Gather each line of the entries below that includes "title".

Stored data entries
========================================
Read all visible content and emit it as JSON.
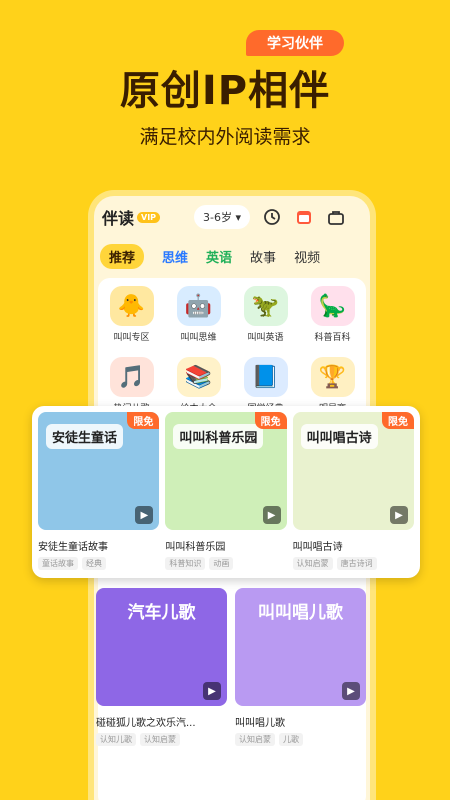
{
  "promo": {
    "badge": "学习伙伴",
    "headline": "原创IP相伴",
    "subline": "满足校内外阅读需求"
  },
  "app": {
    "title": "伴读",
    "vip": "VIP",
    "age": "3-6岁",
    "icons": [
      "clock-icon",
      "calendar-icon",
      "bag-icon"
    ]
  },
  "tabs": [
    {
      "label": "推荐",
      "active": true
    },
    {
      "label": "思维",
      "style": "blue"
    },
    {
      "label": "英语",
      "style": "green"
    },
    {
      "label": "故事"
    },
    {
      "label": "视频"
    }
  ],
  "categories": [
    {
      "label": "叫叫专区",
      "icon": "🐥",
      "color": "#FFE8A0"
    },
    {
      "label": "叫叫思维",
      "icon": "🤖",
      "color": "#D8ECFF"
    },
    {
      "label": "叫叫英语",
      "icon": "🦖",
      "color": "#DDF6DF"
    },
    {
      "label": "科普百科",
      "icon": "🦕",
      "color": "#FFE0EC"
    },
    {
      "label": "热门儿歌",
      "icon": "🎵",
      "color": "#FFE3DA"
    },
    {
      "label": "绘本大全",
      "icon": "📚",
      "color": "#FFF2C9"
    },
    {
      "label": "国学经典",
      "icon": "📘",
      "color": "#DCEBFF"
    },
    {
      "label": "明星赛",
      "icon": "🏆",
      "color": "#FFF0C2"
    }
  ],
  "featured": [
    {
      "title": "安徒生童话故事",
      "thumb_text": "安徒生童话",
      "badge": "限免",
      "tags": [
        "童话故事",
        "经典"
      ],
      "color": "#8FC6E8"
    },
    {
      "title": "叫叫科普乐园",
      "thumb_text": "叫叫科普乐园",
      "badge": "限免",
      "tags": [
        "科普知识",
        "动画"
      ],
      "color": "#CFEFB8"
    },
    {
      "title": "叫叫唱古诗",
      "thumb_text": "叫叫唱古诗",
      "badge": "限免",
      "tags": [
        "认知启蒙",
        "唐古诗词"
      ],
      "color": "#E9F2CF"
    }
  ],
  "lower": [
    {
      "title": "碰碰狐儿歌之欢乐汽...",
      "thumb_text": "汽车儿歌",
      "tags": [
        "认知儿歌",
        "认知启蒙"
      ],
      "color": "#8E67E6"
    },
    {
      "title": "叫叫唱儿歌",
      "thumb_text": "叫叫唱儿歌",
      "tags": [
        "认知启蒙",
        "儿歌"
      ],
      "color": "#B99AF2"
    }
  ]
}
========================================
[Full answer]:
    "title": "伴读",
      "title": "安徒生童话故事",
      "title": "叫叫科普乐园",
      "title": "叫叫唱古诗",
      "title": "碰碰狐儿歌之欢乐汽...",
      "title": "叫叫唱儿歌",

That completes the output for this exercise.